(Some records)

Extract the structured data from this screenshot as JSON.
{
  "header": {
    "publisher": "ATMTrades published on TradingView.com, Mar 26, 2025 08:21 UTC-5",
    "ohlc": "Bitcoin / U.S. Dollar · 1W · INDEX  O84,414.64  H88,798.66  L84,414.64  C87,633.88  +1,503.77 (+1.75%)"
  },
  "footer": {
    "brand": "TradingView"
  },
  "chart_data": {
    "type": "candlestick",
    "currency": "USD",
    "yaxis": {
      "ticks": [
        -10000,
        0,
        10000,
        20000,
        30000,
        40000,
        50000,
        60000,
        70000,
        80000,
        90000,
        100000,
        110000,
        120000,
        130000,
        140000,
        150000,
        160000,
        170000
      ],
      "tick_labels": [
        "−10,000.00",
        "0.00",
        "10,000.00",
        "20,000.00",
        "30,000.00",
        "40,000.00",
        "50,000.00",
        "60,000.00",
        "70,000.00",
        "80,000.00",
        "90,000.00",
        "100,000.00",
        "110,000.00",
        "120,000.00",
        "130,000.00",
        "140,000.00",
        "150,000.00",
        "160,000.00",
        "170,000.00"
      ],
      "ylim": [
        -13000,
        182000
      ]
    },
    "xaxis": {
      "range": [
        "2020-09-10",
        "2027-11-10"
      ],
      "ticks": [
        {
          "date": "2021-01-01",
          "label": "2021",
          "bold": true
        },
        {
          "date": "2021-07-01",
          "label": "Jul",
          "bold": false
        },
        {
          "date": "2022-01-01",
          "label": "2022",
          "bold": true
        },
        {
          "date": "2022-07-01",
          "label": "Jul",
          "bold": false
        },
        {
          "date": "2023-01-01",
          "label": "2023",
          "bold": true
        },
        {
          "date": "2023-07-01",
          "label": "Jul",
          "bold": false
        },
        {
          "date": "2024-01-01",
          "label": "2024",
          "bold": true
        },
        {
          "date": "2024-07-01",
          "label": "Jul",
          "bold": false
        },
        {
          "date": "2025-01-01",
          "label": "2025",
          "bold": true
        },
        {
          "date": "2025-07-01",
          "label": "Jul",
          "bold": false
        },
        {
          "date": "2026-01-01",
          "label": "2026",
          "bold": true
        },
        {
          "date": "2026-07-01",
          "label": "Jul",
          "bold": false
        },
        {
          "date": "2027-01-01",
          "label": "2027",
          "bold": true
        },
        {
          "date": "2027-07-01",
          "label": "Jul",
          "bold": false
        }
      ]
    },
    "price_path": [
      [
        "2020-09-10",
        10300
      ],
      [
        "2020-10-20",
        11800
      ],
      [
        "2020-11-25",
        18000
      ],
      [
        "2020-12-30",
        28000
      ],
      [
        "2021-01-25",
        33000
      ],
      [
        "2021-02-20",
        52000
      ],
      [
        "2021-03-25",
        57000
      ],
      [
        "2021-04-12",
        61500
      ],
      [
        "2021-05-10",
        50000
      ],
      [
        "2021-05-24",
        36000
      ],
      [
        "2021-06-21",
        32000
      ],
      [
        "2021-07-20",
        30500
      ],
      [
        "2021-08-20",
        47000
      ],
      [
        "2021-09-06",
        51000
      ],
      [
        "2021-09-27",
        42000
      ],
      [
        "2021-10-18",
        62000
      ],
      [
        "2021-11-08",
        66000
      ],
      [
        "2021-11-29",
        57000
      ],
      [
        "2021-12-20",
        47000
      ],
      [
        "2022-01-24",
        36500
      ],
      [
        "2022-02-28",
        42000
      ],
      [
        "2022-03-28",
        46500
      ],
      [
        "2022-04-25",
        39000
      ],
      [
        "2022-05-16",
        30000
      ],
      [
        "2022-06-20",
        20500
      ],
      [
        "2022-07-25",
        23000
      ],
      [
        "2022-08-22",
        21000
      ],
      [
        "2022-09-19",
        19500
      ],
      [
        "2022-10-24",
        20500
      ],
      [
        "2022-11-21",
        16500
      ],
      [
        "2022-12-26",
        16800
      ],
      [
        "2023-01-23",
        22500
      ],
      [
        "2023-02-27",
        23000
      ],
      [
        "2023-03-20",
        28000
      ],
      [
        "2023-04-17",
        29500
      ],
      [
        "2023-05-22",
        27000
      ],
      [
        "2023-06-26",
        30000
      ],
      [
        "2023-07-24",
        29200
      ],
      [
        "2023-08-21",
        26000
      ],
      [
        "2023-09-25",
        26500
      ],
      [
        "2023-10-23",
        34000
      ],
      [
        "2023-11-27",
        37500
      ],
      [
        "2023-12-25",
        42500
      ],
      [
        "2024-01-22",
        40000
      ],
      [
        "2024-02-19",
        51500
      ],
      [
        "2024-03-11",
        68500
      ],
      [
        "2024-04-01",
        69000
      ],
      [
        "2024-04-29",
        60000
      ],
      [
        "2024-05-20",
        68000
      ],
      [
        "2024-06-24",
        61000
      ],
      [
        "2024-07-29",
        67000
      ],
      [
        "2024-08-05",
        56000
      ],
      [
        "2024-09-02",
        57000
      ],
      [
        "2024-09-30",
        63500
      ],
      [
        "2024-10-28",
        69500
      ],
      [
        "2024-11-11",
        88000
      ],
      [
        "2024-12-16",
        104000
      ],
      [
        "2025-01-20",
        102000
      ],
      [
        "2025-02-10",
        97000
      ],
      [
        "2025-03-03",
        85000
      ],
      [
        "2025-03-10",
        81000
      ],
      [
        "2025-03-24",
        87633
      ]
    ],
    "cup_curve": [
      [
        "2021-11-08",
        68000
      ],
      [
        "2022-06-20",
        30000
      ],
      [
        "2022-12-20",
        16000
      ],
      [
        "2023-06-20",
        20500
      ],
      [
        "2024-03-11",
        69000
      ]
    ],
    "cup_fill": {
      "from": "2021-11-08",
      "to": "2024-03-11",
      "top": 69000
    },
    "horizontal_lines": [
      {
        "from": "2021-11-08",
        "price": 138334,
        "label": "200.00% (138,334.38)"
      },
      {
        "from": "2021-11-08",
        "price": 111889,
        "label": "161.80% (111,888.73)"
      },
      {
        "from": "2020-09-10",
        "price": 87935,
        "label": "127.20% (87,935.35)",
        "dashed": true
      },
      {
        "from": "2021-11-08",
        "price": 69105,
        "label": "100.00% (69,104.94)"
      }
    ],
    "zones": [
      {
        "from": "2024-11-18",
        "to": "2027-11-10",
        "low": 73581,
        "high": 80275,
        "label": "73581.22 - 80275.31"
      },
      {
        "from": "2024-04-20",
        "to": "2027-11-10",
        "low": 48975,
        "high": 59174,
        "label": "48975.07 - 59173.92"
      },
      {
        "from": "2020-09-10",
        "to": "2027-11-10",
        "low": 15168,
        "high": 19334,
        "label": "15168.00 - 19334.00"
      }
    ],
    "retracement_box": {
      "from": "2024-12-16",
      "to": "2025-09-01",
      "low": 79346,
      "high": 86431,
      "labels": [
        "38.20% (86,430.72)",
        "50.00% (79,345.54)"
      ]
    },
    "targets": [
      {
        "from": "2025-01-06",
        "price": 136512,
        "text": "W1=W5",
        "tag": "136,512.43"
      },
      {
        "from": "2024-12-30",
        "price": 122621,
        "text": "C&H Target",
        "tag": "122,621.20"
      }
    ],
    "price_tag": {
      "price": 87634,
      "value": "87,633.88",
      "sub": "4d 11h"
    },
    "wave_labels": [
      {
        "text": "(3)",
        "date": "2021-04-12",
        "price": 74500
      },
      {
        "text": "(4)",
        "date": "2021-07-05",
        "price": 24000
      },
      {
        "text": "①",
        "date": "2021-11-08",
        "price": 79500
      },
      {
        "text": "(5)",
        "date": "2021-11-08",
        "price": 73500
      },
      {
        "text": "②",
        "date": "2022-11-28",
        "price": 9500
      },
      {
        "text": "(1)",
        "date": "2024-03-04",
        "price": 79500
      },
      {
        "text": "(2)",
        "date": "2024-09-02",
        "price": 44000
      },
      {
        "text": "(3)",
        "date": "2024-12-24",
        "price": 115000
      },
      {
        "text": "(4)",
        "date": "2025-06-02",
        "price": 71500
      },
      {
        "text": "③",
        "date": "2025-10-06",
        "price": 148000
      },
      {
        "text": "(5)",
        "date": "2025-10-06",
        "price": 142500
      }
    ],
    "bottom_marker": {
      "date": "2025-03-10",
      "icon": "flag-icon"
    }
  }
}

== Written exercise ==
Check every line of the records above for the string "high" and say how many contain it, giving the number alone.

== The output ==
4